● WHAT THE TASK ASKS
Where a line holds the string "this", return that line.

● DATA ROWS
_ _ _

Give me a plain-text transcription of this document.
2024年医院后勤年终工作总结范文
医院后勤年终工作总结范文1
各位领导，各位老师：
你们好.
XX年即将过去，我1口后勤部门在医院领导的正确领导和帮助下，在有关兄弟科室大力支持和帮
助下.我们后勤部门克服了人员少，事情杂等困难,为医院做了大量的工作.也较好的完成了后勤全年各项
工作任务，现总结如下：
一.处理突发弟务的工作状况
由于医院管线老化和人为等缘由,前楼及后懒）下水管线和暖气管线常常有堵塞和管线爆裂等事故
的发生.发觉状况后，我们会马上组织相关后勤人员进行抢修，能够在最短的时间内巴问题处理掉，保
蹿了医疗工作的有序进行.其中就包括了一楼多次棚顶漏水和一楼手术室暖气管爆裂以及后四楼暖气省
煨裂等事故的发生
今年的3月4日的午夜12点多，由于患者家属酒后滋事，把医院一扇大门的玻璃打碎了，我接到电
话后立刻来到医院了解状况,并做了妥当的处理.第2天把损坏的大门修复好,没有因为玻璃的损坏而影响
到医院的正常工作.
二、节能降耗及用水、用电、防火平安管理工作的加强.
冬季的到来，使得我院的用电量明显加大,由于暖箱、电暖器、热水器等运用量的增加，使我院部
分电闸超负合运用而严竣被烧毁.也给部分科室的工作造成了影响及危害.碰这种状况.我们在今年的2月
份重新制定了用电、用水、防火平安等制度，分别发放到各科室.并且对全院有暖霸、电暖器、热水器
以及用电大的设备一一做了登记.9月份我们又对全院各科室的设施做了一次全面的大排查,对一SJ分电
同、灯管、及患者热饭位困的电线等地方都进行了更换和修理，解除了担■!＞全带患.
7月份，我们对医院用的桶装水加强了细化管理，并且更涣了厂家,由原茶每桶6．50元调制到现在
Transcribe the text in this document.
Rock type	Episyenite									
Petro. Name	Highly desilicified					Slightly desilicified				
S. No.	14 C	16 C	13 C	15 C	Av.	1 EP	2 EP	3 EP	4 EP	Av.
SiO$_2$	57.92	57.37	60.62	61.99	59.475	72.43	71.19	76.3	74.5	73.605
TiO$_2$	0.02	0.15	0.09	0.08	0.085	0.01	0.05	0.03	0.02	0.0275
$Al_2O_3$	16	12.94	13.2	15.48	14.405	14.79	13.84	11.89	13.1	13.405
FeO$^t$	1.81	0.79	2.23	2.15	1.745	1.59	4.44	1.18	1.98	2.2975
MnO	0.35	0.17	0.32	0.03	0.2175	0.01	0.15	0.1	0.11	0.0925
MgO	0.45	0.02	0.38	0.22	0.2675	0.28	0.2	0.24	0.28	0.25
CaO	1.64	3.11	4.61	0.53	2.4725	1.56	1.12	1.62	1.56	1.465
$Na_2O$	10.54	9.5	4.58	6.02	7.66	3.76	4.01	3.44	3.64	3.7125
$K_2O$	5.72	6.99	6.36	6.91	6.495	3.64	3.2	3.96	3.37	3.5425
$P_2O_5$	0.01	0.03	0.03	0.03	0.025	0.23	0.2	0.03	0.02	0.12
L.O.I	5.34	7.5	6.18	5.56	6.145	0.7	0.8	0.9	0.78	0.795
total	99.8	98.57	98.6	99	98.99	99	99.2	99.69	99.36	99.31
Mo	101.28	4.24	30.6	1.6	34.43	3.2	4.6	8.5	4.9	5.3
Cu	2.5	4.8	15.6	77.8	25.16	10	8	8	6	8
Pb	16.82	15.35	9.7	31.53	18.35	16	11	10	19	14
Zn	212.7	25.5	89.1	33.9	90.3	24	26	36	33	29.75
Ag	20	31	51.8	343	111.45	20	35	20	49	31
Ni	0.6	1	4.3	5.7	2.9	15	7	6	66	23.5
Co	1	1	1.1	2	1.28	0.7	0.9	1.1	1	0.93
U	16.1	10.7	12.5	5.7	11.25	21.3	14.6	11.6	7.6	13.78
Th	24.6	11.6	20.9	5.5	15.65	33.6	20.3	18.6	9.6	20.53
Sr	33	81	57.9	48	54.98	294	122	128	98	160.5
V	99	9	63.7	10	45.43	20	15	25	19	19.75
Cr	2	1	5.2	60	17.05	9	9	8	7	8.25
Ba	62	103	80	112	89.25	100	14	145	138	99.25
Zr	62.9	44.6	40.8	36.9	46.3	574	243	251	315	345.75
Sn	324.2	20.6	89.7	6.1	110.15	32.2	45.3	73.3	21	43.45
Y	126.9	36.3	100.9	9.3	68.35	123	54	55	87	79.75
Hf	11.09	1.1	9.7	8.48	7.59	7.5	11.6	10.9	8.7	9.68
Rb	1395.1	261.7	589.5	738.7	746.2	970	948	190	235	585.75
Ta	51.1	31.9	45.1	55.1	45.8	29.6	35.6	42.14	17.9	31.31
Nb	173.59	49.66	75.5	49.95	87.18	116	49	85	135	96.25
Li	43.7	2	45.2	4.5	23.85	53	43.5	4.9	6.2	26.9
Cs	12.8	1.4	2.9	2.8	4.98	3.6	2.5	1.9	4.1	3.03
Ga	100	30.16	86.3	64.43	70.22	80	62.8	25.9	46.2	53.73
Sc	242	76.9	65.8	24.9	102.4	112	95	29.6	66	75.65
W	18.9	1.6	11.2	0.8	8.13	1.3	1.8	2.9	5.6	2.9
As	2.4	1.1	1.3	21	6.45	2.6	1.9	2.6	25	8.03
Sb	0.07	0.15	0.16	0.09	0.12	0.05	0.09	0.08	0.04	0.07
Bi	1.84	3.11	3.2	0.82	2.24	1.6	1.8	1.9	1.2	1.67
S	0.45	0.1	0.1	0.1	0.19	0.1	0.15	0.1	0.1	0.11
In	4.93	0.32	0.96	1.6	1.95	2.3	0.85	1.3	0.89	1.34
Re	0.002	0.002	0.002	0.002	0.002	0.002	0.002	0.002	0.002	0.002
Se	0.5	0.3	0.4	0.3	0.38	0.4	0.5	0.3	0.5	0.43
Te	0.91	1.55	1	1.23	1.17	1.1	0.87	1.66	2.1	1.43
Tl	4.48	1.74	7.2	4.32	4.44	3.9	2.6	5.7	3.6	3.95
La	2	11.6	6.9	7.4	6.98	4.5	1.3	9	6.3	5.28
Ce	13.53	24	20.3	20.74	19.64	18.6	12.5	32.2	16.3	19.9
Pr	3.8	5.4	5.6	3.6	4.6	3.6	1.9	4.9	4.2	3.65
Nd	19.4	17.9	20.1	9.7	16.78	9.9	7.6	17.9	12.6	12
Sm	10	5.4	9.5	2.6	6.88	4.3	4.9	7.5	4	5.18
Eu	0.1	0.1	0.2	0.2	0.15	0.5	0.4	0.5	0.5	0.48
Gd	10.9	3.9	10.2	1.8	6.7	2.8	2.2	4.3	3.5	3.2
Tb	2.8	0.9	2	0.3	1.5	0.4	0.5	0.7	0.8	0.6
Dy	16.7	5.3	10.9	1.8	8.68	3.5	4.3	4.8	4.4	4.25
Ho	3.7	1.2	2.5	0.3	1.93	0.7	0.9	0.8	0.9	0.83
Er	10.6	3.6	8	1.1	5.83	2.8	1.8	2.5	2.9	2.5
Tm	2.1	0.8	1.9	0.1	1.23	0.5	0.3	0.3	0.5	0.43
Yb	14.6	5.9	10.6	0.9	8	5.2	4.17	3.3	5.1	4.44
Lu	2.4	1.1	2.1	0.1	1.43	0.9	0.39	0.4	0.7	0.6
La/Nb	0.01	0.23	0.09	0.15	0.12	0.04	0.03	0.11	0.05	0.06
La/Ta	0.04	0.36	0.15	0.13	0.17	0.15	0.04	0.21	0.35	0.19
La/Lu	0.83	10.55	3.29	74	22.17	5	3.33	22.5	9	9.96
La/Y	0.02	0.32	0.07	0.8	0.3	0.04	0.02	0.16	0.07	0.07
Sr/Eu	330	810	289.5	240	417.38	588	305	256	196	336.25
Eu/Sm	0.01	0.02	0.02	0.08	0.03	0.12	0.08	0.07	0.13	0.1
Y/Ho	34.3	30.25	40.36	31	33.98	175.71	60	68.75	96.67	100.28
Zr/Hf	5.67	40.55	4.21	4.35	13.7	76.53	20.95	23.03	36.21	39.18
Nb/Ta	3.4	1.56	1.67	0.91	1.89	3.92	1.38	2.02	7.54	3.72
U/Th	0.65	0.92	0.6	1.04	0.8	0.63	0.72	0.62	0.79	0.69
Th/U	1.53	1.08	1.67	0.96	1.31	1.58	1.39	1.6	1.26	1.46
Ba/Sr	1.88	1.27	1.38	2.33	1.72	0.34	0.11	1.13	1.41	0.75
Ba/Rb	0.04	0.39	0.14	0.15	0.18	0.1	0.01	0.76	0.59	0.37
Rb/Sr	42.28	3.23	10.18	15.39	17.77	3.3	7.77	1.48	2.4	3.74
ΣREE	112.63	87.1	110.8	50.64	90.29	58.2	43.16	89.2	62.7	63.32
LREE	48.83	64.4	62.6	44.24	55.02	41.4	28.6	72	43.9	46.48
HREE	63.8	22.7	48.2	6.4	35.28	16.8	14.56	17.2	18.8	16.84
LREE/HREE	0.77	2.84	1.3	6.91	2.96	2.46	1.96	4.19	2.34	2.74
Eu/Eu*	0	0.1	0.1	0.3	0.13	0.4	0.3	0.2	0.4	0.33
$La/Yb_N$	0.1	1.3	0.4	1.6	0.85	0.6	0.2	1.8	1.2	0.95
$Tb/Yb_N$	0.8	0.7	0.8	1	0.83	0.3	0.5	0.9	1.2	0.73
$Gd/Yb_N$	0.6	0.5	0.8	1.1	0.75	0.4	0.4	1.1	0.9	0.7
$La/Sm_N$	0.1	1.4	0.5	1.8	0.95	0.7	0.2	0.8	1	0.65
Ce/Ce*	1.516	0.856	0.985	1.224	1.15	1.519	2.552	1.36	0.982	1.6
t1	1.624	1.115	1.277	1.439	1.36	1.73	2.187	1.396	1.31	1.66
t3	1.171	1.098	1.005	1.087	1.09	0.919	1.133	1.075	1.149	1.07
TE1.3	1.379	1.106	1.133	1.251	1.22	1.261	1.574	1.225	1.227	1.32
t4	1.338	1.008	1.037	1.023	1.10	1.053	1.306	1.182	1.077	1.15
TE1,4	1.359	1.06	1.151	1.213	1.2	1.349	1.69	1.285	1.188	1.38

_ _ _

● FINAL RESULT
Give me a plain-text transcription of this document.
Transcribe the text in this document.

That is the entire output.